Exercise - From the entries that follow, list every line in which the string "image" appears.

Dataset excerpt:

===

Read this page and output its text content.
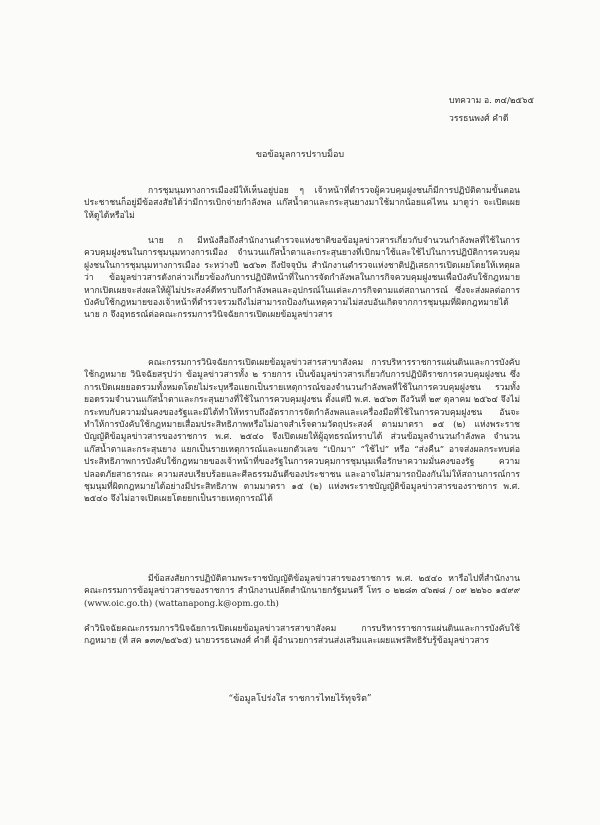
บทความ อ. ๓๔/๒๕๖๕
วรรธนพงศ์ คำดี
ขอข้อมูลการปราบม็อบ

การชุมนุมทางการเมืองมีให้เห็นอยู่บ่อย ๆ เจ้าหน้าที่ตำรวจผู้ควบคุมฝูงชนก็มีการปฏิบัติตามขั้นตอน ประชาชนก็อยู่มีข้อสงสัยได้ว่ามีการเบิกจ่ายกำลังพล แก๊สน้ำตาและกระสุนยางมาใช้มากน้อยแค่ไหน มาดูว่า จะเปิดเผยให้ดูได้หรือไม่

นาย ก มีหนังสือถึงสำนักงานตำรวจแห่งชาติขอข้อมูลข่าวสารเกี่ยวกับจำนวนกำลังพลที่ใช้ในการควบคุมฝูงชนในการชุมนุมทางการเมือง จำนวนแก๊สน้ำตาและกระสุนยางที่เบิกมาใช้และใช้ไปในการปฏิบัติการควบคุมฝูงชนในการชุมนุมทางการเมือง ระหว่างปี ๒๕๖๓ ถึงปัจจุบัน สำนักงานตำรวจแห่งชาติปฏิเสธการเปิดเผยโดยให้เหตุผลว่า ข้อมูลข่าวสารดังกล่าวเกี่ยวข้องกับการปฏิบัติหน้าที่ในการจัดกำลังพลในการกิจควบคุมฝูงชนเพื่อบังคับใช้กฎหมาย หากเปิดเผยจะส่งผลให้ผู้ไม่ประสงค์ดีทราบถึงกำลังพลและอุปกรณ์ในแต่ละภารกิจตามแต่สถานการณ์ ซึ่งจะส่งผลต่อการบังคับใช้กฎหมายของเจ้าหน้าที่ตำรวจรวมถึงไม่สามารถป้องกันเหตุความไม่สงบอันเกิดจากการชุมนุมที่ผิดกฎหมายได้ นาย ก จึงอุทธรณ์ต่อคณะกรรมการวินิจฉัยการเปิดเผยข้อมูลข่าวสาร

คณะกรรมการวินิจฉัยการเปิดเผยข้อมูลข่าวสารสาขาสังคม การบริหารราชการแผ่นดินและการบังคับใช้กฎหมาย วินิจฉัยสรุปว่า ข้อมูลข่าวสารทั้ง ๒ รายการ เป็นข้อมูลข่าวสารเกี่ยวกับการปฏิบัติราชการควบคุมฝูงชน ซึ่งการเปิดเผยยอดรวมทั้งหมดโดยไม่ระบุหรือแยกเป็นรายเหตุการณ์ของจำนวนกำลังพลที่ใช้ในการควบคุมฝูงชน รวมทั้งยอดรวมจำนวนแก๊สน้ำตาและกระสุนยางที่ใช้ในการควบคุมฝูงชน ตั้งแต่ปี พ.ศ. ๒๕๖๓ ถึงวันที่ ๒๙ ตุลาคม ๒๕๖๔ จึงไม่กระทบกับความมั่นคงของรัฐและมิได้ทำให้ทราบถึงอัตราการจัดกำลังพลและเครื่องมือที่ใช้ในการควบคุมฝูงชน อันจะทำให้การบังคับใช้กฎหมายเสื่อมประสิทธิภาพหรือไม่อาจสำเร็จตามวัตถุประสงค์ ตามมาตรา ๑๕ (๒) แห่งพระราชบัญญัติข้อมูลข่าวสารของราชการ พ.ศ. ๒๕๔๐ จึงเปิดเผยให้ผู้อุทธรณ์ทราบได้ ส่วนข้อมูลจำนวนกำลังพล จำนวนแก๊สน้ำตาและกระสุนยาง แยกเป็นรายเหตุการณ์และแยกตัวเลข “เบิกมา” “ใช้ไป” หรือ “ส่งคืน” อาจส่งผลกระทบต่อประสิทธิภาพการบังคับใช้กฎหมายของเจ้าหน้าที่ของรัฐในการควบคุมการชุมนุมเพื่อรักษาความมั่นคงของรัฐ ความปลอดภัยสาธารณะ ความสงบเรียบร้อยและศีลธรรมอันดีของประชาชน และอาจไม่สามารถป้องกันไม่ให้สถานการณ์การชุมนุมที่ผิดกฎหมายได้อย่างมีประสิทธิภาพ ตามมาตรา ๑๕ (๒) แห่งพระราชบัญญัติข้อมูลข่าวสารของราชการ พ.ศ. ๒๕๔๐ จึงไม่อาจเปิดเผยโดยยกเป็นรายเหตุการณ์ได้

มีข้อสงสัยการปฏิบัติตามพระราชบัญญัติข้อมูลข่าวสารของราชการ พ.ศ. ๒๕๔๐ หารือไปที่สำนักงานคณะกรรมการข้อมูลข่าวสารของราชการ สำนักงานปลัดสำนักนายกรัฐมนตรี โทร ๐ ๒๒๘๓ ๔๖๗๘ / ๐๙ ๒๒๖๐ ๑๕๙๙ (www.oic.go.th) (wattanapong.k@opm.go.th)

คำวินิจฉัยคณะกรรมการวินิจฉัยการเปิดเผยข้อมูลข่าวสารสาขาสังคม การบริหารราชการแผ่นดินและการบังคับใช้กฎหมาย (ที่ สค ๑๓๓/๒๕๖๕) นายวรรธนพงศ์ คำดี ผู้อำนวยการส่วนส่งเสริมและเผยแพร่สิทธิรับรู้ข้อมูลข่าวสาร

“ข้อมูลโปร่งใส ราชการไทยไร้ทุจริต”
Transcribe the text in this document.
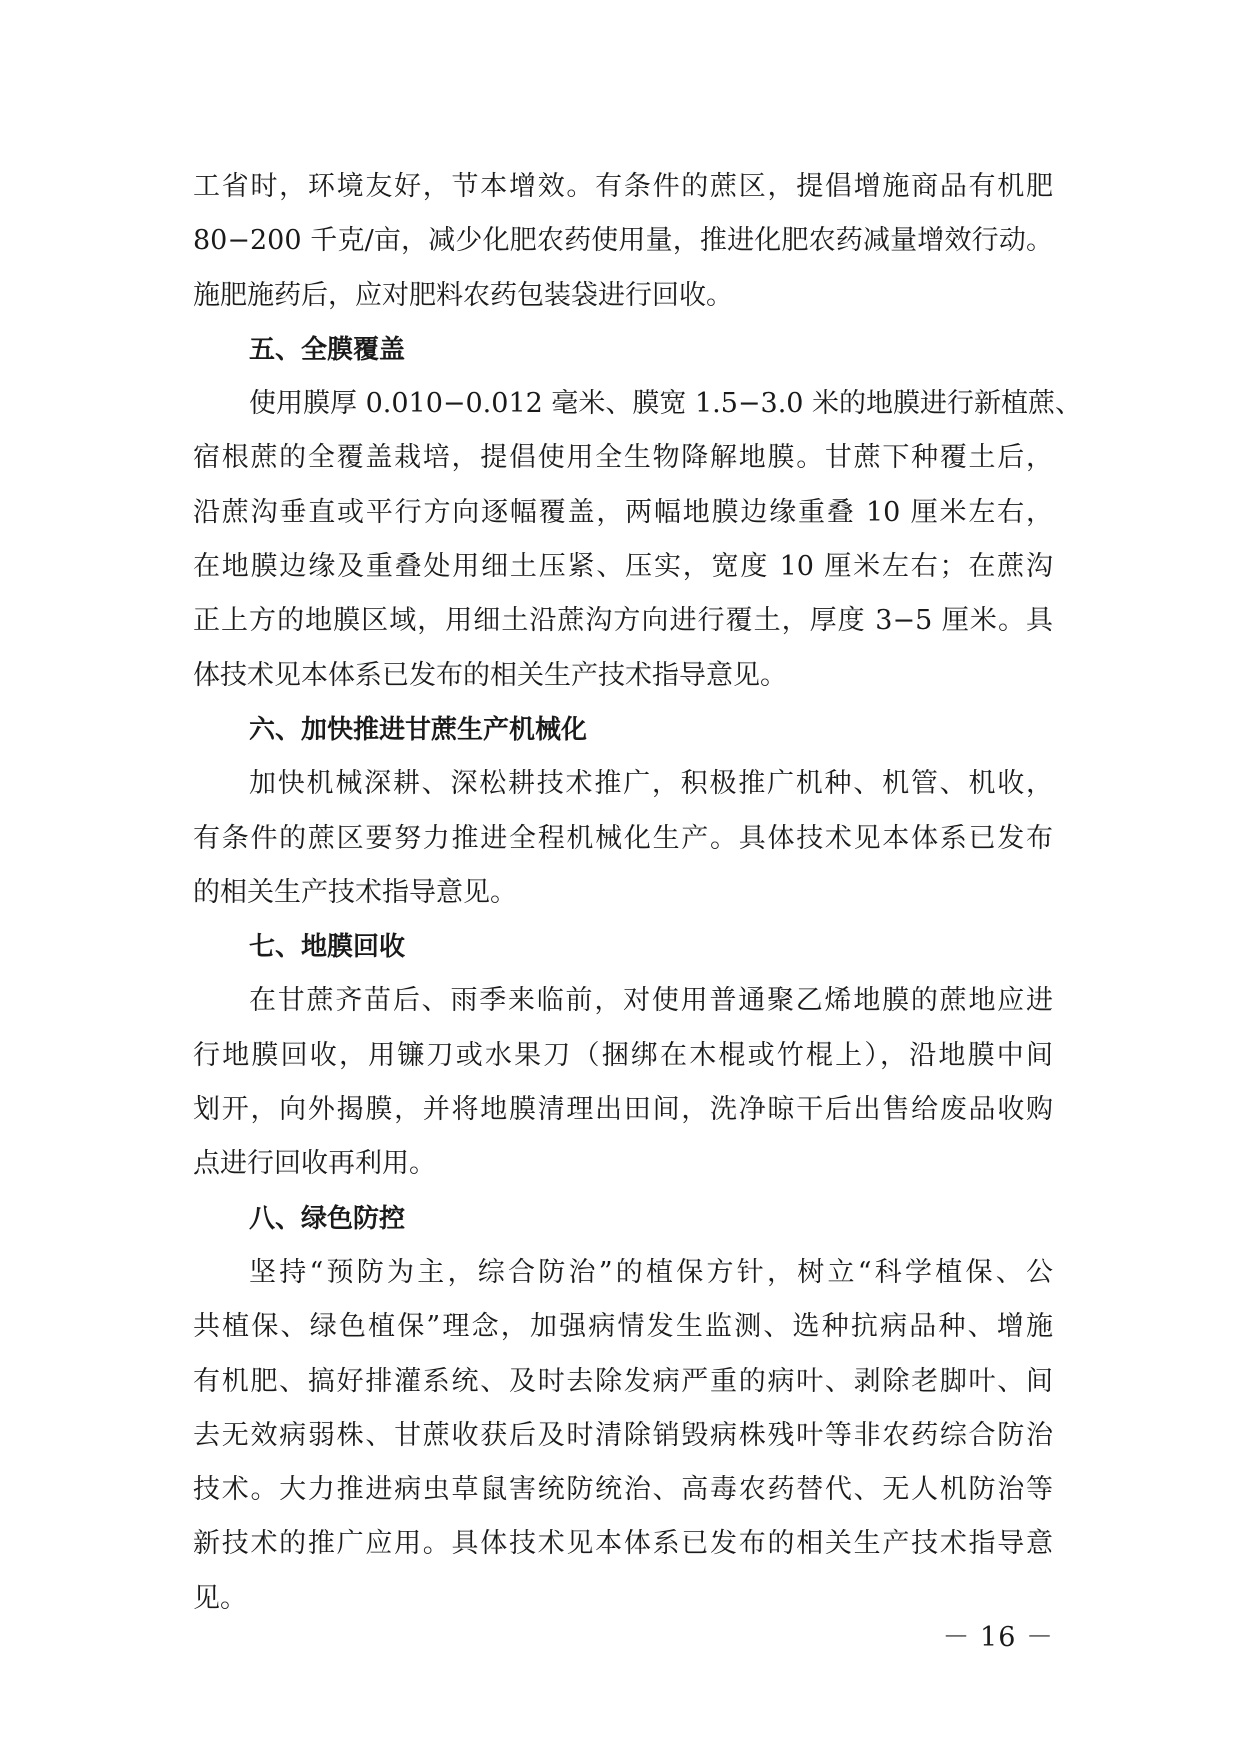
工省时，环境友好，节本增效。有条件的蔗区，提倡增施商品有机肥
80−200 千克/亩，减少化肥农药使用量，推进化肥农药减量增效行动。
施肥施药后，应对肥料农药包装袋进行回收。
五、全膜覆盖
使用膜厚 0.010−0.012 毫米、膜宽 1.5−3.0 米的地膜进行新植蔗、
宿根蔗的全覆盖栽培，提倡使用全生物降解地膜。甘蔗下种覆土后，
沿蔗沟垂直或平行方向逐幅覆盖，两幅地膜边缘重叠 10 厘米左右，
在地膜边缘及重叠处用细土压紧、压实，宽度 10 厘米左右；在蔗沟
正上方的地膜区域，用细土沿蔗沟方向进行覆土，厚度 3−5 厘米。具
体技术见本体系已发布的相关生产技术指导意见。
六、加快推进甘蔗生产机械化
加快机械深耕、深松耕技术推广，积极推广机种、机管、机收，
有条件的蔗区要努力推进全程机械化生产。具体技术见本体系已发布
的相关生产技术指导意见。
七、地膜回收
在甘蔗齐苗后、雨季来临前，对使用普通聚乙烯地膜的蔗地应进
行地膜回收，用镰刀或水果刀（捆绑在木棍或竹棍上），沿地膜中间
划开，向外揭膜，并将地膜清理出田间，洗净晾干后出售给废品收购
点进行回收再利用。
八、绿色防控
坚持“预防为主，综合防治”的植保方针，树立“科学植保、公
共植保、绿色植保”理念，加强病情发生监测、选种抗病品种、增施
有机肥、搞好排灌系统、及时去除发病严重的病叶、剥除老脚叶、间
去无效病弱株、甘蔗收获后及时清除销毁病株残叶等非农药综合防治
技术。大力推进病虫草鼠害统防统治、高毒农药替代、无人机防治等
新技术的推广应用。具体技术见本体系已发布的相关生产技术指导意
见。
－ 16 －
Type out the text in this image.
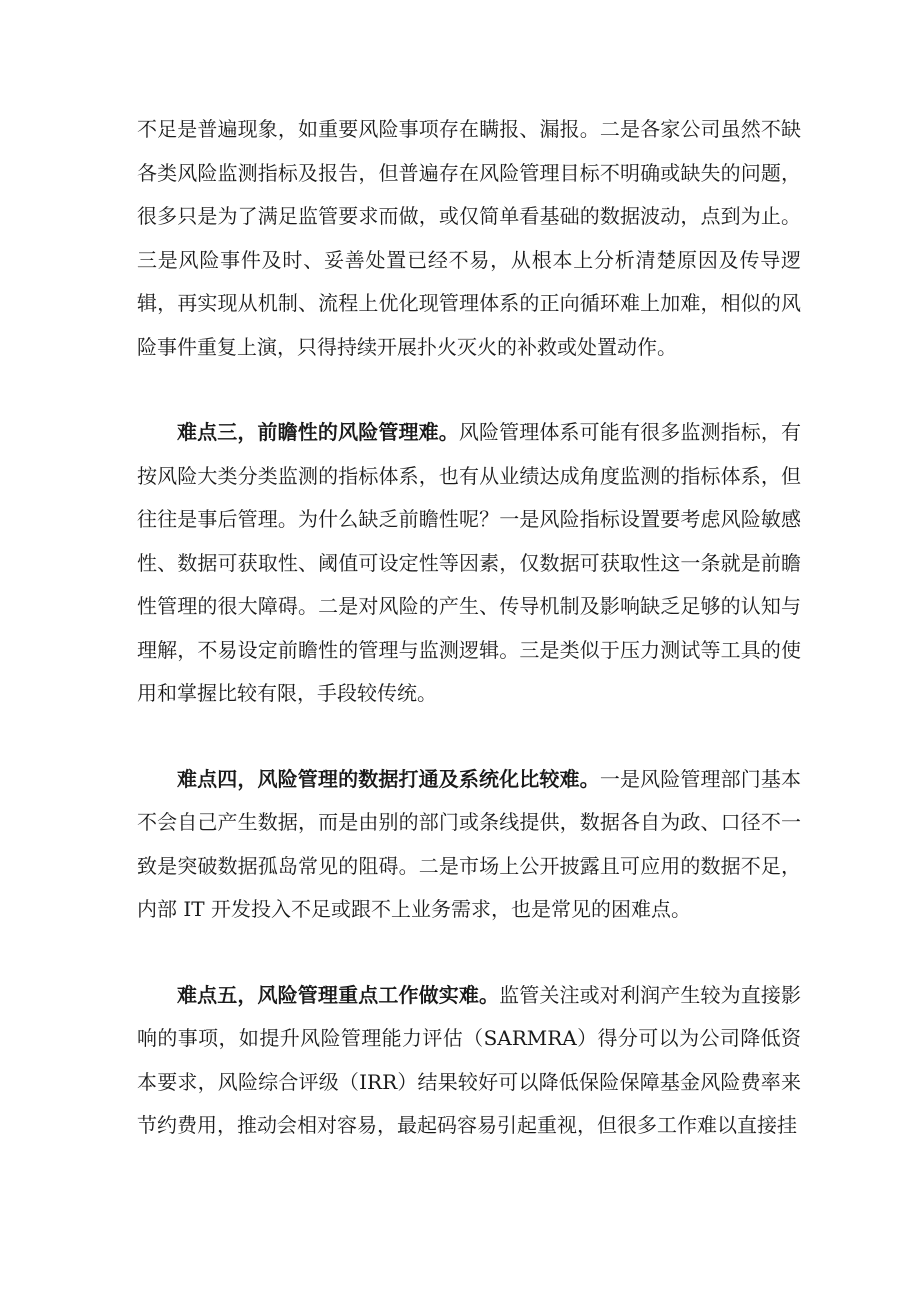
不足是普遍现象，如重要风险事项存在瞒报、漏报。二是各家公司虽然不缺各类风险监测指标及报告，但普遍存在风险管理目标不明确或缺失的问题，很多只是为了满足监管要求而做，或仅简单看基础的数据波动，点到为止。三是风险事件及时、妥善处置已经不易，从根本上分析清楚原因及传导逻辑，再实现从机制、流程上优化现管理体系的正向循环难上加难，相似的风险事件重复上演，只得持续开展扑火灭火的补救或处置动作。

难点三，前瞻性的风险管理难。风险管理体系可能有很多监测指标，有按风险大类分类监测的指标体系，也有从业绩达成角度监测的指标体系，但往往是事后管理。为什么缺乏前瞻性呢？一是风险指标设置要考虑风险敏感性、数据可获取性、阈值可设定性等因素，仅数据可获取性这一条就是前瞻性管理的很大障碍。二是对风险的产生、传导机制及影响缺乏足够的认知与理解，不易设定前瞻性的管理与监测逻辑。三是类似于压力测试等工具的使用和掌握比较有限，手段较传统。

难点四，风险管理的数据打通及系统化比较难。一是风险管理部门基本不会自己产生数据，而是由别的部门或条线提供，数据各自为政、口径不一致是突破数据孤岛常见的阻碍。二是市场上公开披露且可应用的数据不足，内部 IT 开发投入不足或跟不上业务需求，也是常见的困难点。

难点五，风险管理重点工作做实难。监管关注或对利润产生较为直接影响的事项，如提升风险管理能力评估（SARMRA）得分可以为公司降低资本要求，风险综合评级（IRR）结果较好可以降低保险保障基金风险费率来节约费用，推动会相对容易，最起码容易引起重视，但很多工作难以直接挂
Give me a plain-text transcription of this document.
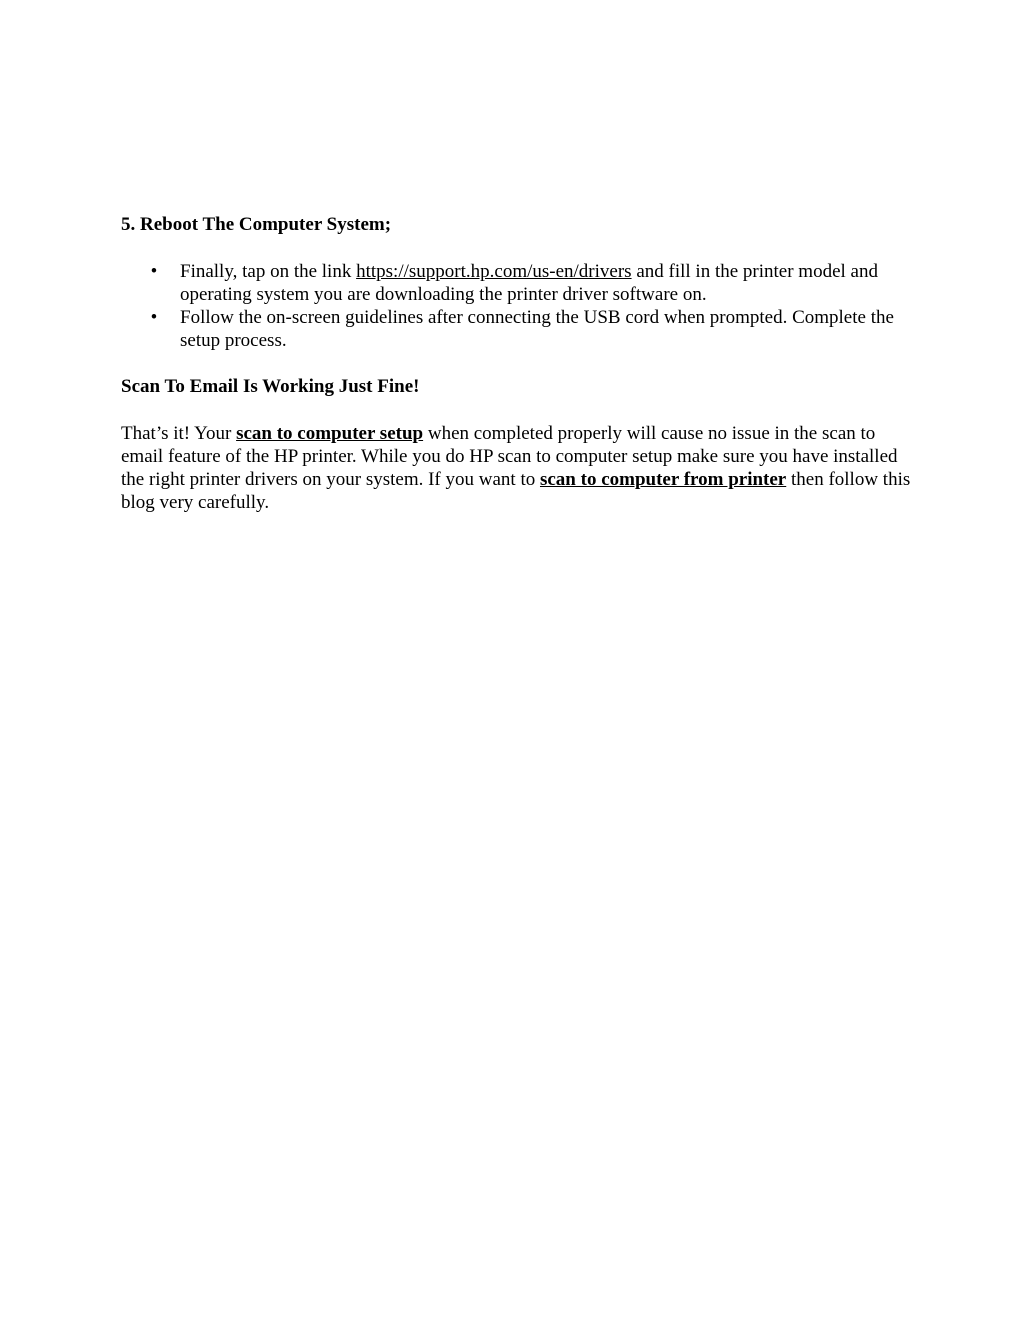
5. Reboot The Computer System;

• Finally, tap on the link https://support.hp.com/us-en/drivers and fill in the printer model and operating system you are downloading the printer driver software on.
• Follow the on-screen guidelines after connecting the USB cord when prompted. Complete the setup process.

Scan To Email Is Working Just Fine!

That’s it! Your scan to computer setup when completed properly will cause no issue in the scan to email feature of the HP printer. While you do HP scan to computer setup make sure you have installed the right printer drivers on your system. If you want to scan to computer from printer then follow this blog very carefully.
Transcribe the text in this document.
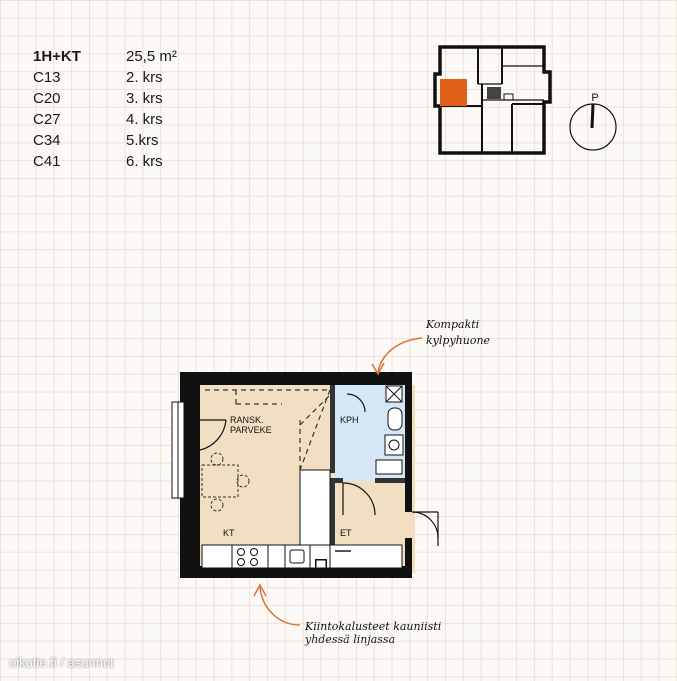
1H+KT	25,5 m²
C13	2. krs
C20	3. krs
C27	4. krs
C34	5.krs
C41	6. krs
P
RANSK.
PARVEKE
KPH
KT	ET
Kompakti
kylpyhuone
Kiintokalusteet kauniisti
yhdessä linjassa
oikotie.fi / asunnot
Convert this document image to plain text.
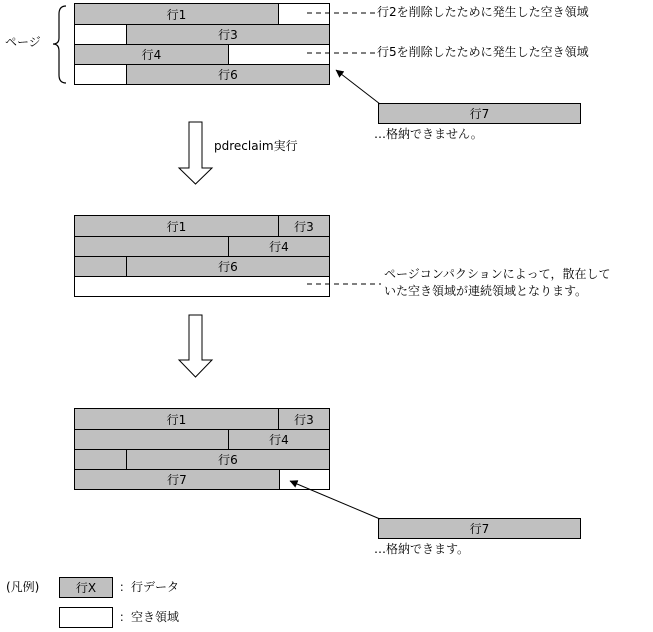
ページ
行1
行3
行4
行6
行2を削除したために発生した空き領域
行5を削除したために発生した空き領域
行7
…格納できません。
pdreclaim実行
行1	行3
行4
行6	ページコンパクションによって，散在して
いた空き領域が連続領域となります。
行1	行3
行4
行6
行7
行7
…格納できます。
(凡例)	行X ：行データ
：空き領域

===

Solved problem -
Type out the text in this image.
Convert this document image to plain text.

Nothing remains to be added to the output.